* [MATERIAL FOR THIS TASK]:
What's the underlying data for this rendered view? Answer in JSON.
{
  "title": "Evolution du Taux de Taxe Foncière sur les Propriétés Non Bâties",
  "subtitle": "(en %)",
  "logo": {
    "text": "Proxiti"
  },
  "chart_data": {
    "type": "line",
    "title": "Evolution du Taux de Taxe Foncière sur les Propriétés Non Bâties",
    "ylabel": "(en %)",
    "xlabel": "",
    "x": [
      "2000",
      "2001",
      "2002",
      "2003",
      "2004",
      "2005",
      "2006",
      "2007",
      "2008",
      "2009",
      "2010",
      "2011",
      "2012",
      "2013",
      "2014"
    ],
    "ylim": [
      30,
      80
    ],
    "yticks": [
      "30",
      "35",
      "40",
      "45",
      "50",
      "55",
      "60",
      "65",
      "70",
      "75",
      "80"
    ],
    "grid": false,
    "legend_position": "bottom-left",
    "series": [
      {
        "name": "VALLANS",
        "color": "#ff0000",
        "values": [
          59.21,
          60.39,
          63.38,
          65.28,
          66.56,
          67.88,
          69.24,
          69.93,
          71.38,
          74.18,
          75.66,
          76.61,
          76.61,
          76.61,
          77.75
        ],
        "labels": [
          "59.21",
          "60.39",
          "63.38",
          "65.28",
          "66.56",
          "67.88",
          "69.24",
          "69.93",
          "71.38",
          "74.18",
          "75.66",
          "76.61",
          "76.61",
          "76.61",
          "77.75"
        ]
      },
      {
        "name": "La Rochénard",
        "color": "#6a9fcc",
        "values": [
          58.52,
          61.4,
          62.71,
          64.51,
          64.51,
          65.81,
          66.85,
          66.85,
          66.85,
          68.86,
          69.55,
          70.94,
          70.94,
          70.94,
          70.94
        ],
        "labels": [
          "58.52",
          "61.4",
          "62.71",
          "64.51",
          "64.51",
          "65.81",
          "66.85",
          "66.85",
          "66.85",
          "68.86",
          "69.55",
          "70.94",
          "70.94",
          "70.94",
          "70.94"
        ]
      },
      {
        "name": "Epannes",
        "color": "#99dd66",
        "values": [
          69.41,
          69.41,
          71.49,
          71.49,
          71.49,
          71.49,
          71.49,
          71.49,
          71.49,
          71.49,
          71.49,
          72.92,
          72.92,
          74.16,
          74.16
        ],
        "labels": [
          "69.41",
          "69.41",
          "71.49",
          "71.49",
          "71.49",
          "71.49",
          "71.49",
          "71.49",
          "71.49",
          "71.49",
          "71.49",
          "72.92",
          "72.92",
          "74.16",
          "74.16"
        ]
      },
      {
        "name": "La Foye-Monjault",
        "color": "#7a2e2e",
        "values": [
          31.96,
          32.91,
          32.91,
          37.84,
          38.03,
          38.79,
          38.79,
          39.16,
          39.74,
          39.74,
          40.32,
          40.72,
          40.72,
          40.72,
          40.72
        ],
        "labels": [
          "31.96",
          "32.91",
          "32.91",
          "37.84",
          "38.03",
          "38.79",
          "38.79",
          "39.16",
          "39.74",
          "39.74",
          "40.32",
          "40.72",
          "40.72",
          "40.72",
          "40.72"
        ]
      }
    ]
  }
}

* [YOUR TASK]: Write out the material exactly as given.

* [FINISHED EXERCISE]:
What's the underlying data for this rendered view? Answer in JSON.
{
  "title": "Evolution du Taux de Taxe Foncière sur les Propriétés Non Bâties",
  "subtitle": "(en %)",
  "logo": {
    "text": "Proxiti"
  },
  "chart_data": {
    "type": "line",
    "title": "Evolution du Taux de Taxe Foncière sur les Propriétés Non Bâties",
    "ylabel": "(en %)",
    "xlabel": "",
    "x": [
      "2000",
      "2001",
      "2002",
      "2003",
      "2004",
      "2005",
      "2006",
      "2007",
      "2008",
      "2009",
      "2010",
      "2011",
      "2012",
      "2013",
      "2014"
    ],
    "ylim": [
      30,
      80
    ],
    "yticks": [
      "30",
      "35",
      "40",
      "45",
      "50",
      "55",
      "60",
      "65",
      "70",
      "75",
      "80"
    ],
    "grid": false,
    "legend_position": "bottom-left",
    "series": [
      {
        "name": "VALLANS",
        "color": "#ff0000",
        "values": [
          59.21,
          60.39,
          63.38,
          65.28,
          66.56,
          67.88,
          69.24,
          69.93,
          71.38,
          74.18,
          75.66,
          76.61,
          76.61,
          76.61,
          77.75
        ],
        "labels": [
          "59.21",
          "60.39",
          "63.38",
          "65.28",
          "66.56",
          "67.88",
          "69.24",
          "69.93",
          "71.38",
          "74.18",
          "75.66",
          "76.61",
          "76.61",
          "76.61",
          "77.75"
        ]
      },
      {
        "name": "La Rochénard",
        "color": "#6a9fcc",
        "values": [
          58.52,
          61.4,
          62.71,
          64.51,
          64.51,
          65.81,
          66.85,
          66.85,
          66.85,
          68.86,
          69.55,
          70.94,
          70.94,
          70.94,
          70.94
        ],
        "labels": [
          "58.52",
          "61.4",
          "62.71",
          "64.51",
          "64.51",
          "65.81",
          "66.85",
          "66.85",
          "66.85",
          "68.86",
          "69.55",
          "70.94",
          "70.94",
          "70.94",
          "70.94"
        ]
      },
      {
        "name": "Epannes",
        "color": "#99dd66",
        "values": [
          69.41,
          69.41,
          71.49,
          71.49,
          71.49,
          71.49,
          71.49,
          71.49,
          71.49,
          71.49,
          71.49,
          72.92,
          72.92,
          74.16,
          74.16
        ],
        "labels": [
          "69.41",
          "69.41",
          "71.49",
          "71.49",
          "71.49",
          "71.49",
          "71.49",
          "71.49",
          "71.49",
          "71.49",
          "71.49",
          "72.92",
          "72.92",
          "74.16",
          "74.16"
        ]
      },
      {
        "name": "La Foye-Monjault",
        "color": "#7a2e2e",
        "values": [
          31.96,
          32.91,
          32.91,
          37.84,
          38.03,
          38.79,
          38.79,
          39.16,
          39.74,
          39.74,
          40.32,
          40.72,
          40.72,
          40.72,
          40.72
        ],
        "labels": [
          "31.96",
          "32.91",
          "32.91",
          "37.84",
          "38.03",
          "38.79",
          "38.79",
          "39.16",
          "39.74",
          "39.74",
          "40.32",
          "40.72",
          "40.72",
          "40.72",
          "40.72"
        ]
      }
    ]
  }
}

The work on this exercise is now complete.